((

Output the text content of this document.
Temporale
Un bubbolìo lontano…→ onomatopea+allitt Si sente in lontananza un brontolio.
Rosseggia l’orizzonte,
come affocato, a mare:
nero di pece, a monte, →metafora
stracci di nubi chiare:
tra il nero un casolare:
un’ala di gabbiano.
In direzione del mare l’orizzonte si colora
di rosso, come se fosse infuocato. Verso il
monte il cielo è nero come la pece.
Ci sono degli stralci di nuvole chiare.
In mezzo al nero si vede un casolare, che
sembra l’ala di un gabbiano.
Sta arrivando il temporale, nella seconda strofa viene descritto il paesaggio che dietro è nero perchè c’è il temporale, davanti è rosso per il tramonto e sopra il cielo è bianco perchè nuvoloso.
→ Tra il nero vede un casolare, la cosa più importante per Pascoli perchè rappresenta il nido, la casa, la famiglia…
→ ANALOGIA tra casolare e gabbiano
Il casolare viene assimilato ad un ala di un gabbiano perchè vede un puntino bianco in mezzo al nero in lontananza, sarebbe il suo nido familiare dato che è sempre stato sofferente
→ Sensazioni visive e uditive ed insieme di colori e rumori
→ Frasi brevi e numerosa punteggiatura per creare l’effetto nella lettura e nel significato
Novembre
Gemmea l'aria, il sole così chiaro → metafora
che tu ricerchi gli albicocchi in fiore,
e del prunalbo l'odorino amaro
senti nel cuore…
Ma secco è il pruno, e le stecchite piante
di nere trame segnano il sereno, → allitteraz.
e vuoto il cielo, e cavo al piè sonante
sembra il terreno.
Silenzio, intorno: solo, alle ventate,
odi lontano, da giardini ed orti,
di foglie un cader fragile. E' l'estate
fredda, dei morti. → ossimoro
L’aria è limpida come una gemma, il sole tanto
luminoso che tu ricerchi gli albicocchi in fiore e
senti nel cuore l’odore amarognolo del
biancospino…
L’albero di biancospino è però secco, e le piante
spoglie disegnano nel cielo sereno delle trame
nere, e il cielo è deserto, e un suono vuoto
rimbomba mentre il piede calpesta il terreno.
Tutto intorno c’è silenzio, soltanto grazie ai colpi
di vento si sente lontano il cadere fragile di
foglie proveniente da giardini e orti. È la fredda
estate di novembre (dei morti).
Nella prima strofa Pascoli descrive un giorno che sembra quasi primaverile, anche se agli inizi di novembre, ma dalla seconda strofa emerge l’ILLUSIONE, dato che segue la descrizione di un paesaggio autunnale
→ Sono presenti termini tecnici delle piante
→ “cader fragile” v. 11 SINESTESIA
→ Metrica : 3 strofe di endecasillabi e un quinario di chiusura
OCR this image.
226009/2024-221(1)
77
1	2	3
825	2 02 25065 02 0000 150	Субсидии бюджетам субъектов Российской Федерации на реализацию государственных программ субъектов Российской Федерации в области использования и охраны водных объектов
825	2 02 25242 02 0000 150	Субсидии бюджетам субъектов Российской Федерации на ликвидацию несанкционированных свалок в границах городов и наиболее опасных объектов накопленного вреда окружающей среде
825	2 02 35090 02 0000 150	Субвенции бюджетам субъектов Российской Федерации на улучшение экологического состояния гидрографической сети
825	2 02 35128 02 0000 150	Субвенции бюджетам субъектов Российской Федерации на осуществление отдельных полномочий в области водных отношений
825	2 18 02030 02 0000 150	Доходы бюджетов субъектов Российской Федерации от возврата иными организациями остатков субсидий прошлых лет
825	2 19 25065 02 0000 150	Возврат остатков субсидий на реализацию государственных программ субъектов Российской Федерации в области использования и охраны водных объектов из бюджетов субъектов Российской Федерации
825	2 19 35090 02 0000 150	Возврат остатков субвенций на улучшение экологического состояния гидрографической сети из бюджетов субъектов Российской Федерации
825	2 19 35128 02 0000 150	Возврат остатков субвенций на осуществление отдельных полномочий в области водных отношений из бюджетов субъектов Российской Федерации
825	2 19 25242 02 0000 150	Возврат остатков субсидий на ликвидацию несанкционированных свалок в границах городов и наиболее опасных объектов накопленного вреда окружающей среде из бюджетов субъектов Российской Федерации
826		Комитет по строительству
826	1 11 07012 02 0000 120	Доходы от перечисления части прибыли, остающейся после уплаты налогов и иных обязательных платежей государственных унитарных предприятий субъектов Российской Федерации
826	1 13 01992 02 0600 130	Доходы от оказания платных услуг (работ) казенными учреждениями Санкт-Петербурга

))

:: Task to carry out ::
Gather each line in these records that contains the string "strofa".

:: Task result ::
Sta arrivando il temporale, nella seconda strofa viene descritto il paesaggio che dietro è nero perchè c’è il temporale, davanti è rosso per il tramonto e sopra il cielo è bianco perchè nuvoloso.
Nella prima strofa Pascoli descrive un giorno che sembra quasi primaverile, anche se agli inizi di novembre, ma dalla seconda strofa emerge l’ILLUSIONE, dato che segue la descrizione di un paesaggio autunnale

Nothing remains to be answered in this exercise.